───── ОТРЫВОК ИЗ ТЕКСТА

Мы вернулись домой в Мьюир-Бич только для того, чтобы столкнуться с трудной задачей отвечать на телефонные звонки, растянувшиеся на всю ночь.
Дома я села на диван, сжалась в комок и стала плакать. Слезы были автоматической, рефлекторной реакцией на слово «рак», реакцией единственно нормальной и адекватной. Я просто сидела и плакала, пока Кен звонил родным и друзьям и рассказывал им о страшной новости. Иногда я рыдала навзрыд, иногда у меня просто текли слезы; я была не в том виде, чтобы с кем бы то ни было разговаривать. Кен заходил и уходил, обнимал меня, говорил по телефону, обнимал меня, говорил по телефону…
Прошло немного времени, и что-то изменилось. Жалость к себе утратила свою остроту. Барабанная дробь в затылке — «рак-рак-рак» — стала не такой настойчивой. Слезы уже не приносили удовлетворения, как сладости, которыми ты объелся, и они потеряли свой вкус. К тому времени, когда Кен делал последние звонки, я была уже достаточно спокойна, чтобы немного самой поговорить по телефону. Это было лучше, чем сидеть на диване хлюпающим промокшим комочком. «Почему я?» — таков был вопрос, который вскоре потерял свою остроту. Его заменил другой: «Что дальше?»
Застывшие кадры сменяли один другой — медленные, болезненные, обнаженные. Было несколько звонков из больницы — и все с плохими новостями. Узелок был величиной в два с половиной сантиметра — довольно крупный. Это говорило о том, что у Трейи рак второй стадии, которая предполагает большую вероятность того, что затронуты лимфоузлы. Что еще хуже, согласно отчету патолога, клетки в опухоли были чрезвычайно слабодифференцированными (грубо говоря, это значит: очень злокачественными). На шкале от одного до четырех, где четыре означает самое худшее, у Трейи была опухоль самой скверной разновидности четвертой степени — агрессивная, трудноистребимая и очень быстро растущая, хотя на тот момент мы буквально ни слова из этого не понимали.
Несмотря на то что все происходило как при замедленной съемке, каждый кадр содержал столько переживаний и информации, что возникало дикое ощущение, будто все происходит одновременно и слишком быстро, и слишком медленно. Меня не оставляло чувство, что я играю в бейсбол: стою в перчатке, а несколько человек бросают в меня бейсбольные мячи, и я должен их ловить. Но в меня летит так много бейсбольных мячей, что они бьют меня по голове, по телу и падают на землю, а я стою с идиотским выражением на лице. «Стойте, ребята, не могли бы вы помедленней, чтобы у меня был шанс? Нет?..» Звонки с дурными новостями продолжались.

──────────

● ЧТО СДЕЛАТЬ:
a. Какого размера был узелок, согласно отрывку о диагнозе Трейи?
b. Перепишите без изменений часть отрывка между словами «Несмотря на то» и «дурными новостями продолжались.», включая их.
Пользуйтесь только сведениями из отрывка.

───── ФРАГМЕНТ НАБОРА ДАННЫХ

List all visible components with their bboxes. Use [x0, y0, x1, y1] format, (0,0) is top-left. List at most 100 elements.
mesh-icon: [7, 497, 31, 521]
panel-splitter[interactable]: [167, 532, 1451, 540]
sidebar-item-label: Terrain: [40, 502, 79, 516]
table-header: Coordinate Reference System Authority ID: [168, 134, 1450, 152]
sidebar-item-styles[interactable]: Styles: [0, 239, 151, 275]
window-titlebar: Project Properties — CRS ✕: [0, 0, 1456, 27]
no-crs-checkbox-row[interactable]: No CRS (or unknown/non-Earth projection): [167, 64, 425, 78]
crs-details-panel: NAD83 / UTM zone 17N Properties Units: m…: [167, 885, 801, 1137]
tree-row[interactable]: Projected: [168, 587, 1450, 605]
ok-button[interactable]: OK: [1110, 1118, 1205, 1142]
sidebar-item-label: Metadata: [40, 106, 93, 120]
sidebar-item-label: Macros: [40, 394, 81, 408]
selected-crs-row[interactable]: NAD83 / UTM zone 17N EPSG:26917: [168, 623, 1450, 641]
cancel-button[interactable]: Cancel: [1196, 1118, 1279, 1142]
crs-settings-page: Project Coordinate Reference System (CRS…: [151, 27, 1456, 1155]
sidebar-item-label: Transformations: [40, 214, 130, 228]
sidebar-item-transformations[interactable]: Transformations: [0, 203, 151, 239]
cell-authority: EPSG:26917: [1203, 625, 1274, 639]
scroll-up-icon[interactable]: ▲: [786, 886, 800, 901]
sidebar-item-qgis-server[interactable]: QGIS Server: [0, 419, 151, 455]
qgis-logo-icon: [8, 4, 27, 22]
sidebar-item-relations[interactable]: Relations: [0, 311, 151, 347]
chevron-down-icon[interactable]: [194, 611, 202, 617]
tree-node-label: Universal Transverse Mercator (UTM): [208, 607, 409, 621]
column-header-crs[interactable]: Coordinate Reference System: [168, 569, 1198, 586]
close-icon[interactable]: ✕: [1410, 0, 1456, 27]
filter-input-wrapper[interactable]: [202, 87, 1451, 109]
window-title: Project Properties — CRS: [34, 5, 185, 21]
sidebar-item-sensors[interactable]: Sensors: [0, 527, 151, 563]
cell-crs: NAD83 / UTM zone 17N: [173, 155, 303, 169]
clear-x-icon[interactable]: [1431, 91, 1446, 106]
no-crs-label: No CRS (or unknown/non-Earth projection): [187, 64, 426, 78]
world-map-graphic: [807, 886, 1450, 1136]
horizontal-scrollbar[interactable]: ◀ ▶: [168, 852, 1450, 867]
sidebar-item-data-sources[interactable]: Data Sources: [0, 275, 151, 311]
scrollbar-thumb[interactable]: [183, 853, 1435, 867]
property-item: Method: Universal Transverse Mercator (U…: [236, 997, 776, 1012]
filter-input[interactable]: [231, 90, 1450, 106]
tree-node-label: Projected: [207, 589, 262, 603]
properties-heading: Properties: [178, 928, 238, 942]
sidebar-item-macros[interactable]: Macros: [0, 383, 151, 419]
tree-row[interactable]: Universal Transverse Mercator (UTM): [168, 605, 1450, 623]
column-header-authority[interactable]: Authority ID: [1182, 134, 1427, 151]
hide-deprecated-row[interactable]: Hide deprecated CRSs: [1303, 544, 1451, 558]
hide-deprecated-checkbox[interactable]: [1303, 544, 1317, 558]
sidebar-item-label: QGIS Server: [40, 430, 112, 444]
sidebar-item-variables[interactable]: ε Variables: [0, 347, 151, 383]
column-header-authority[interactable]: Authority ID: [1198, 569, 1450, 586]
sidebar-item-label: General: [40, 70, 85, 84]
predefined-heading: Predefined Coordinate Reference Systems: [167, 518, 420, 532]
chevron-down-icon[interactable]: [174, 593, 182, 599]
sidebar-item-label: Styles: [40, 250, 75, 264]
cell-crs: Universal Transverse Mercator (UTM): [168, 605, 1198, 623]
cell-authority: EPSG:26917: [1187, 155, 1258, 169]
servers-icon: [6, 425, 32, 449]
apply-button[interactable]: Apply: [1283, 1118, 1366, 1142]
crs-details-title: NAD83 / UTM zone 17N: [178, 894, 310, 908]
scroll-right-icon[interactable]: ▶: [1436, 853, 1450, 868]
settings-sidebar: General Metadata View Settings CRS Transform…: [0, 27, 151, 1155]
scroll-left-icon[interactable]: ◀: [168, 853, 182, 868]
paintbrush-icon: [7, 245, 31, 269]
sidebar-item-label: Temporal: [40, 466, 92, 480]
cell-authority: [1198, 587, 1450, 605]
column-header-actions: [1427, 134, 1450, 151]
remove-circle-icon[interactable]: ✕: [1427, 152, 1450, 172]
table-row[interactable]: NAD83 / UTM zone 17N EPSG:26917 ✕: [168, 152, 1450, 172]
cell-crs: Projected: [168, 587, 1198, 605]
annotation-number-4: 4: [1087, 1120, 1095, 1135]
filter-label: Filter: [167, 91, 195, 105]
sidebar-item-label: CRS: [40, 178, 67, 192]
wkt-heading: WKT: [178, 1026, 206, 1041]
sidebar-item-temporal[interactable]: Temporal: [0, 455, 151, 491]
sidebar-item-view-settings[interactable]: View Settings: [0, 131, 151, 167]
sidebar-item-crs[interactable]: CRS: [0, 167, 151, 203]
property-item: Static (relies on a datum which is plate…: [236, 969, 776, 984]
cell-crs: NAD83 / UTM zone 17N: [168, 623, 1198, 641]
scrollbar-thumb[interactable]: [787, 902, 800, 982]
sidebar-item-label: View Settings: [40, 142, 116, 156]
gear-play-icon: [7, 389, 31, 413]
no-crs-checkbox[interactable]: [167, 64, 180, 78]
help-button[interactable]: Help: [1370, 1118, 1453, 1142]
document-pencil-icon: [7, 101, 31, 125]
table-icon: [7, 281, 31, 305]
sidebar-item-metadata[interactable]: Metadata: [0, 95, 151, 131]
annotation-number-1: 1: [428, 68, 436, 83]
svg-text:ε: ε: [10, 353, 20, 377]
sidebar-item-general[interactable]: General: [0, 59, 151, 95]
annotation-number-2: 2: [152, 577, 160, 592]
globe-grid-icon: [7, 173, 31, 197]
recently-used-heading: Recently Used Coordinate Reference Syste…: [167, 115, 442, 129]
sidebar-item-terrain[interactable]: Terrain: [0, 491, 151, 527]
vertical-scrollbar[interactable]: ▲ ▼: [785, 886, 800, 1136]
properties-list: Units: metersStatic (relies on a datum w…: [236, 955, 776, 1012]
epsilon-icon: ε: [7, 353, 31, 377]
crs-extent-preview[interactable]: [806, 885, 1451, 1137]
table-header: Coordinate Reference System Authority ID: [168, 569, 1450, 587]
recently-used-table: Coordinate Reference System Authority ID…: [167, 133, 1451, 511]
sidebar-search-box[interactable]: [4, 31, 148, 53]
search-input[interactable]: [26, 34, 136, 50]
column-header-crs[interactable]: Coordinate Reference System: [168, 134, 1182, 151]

──────────

● ОТВЕТЫ К ЗАДАНИЯМ:
a. Два с половиной сантиметра.

b.
Несмотря на то что все происходило как при замедленной съемке, каждый кадр содержал столько переживаний и информации, что возникало дикое ощущение, будто все происходит одновременно и слишком быстро, и слишком медленно. Меня не оставляло чувство, что я играю в бейсбол: стою в перчатке, а несколько человек бросают в меня бейсбольные мячи, и я должен их ловить. Но в меня летит так много бейсбольных мячей, что они бьют меня по голове, по телу и падают на землю, а я стою с идиотским выражением на лице. «Стойте, ребята, не могли бы вы помедленней, чтобы у меня был шанс? Нет?..» Звонки с дурными новостями продолжались.